● **Requirement**
Output the data exactly, with every line intact.

Start Supplied records

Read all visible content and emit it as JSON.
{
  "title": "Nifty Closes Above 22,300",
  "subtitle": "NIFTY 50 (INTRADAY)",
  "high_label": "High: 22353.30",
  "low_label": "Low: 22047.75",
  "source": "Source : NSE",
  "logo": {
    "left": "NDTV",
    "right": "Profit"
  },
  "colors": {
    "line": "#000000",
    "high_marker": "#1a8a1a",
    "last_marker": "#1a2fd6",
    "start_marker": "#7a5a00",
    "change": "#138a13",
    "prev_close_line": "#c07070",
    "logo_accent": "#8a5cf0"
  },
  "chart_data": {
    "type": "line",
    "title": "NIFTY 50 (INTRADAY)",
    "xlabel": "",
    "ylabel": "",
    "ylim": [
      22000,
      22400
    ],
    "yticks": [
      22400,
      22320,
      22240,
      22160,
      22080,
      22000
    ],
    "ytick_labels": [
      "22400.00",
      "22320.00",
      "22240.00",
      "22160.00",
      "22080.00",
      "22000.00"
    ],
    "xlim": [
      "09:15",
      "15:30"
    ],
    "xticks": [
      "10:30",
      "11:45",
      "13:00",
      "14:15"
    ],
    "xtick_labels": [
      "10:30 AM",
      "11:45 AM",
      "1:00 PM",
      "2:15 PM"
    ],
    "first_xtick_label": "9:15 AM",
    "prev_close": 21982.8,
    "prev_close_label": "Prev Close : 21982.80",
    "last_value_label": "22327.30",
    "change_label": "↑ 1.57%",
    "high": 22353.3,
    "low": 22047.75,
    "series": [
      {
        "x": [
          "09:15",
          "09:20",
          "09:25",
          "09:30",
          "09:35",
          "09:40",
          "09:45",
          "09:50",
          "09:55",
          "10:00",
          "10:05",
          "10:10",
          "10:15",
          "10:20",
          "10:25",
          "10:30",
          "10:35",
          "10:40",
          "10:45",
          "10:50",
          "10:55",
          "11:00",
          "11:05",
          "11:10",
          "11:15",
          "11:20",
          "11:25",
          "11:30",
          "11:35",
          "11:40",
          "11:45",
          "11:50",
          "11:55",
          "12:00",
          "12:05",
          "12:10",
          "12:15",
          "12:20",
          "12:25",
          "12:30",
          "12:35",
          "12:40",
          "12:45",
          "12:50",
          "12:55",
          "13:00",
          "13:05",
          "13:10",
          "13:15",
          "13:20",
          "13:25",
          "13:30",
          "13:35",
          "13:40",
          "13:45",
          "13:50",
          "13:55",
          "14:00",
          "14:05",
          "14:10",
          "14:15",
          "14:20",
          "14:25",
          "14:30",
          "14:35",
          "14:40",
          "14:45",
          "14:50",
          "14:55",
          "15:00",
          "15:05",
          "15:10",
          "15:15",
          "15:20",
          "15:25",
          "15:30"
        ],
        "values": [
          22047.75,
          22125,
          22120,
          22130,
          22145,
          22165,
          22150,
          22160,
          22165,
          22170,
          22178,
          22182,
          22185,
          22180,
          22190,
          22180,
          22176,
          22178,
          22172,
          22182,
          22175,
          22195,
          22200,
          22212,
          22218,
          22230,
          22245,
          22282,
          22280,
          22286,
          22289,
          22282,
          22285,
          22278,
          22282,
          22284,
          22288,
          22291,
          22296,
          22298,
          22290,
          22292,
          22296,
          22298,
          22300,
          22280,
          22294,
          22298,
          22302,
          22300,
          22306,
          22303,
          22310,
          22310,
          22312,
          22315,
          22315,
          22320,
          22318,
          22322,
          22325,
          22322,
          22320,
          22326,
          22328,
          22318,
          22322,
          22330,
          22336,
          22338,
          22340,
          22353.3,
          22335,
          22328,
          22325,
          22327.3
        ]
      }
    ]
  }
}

End Supplied records

● **Correct response**
Read all visible content and emit it as JSON.
{
  "title": "Nifty Closes Above 22,300",
  "subtitle": "NIFTY 50 (INTRADAY)",
  "high_label": "High: 22353.30",
  "low_label": "Low: 22047.75",
  "source": "Source : NSE",
  "logo": {
    "left": "NDTV",
    "right": "Profit"
  },
  "colors": {
    "line": "#000000",
    "high_marker": "#1a8a1a",
    "last_marker": "#1a2fd6",
    "start_marker": "#7a5a00",
    "change": "#138a13",
    "prev_close_line": "#c07070",
    "logo_accent": "#8a5cf0"
  },
  "chart_data": {
    "type": "line",
    "title": "NIFTY 50 (INTRADAY)",
    "xlabel": "",
    "ylabel": "",
    "ylim": [
      22000,
      22400
    ],
    "yticks": [
      22400,
      22320,
      22240,
      22160,
      22080,
      22000
    ],
    "ytick_labels": [
      "22400.00",
      "22320.00",
      "22240.00",
      "22160.00",
      "22080.00",
      "22000.00"
    ],
    "xlim": [
      "09:15",
      "15:30"
    ],
    "xticks": [
      "10:30",
      "11:45",
      "13:00",
      "14:15"
    ],
    "xtick_labels": [
      "10:30 AM",
      "11:45 AM",
      "1:00 PM",
      "2:15 PM"
    ],
    "first_xtick_label": "9:15 AM",
    "prev_close": 21982.8,
    "prev_close_label": "Prev Close : 21982.80",
    "last_value_label": "22327.30",
    "change_label": "↑ 1.57%",
    "high": 22353.3,
    "low": 22047.75,
    "series": [
      {
        "x": [
          "09:15",
          "09:20",
          "09:25",
          "09:30",
          "09:35",
          "09:40",
          "09:45",
          "09:50",
          "09:55",
          "10:00",
          "10:05",
          "10:10",
          "10:15",
          "10:20",
          "10:25",
          "10:30",
          "10:35",
          "10:40",
          "10:45",
          "10:50",
          "10:55",
          "11:00",
          "11:05",
          "11:10",
          "11:15",
          "11:20",
          "11:25",
          "11:30",
          "11:35",
          "11:40",
          "11:45",
          "11:50",
          "11:55",
          "12:00",
          "12:05",
          "12:10",
          "12:15",
          "12:20",
          "12:25",
          "12:30",
          "12:35",
          "12:40",
          "12:45",
          "12:50",
          "12:55",
          "13:00",
          "13:05",
          "13:10",
          "13:15",
          "13:20",
          "13:25",
          "13:30",
          "13:35",
          "13:40",
          "13:45",
          "13:50",
          "13:55",
          "14:00",
          "14:05",
          "14:10",
          "14:15",
          "14:20",
          "14:25",
          "14:30",
          "14:35",
          "14:40",
          "14:45",
          "14:50",
          "14:55",
          "15:00",
          "15:05",
          "15:10",
          "15:15",
          "15:20",
          "15:25",
          "15:30"
        ],
        "values": [
          22047.75,
          22125,
          22120,
          22130,
          22145,
          22165,
          22150,
          22160,
          22165,
          22170,
          22178,
          22182,
          22185,
          22180,
          22190,
          22180,
          22176,
          22178,
          22172,
          22182,
          22175,
          22195,
          22200,
          22212,
          22218,
          22230,
          22245,
          22282,
          22280,
          22286,
          22289,
          22282,
          22285,
          22278,
          22282,
          22284,
          22288,
          22291,
          22296,
          22298,
          22290,
          22292,
          22296,
          22298,
          22300,
          22280,
          22294,
          22298,
          22302,
          22300,
          22306,
          22303,
          22310,
          22310,
          22312,
          22315,
          22315,
          22320,
          22318,
          22322,
          22325,
          22322,
          22320,
          22326,
          22328,
          22318,
          22322,
          22330,
          22336,
          22338,
          22340,
          22353.3,
          22335,
          22328,
          22325,
          22327.3
        ]
      }
    ]
  }
}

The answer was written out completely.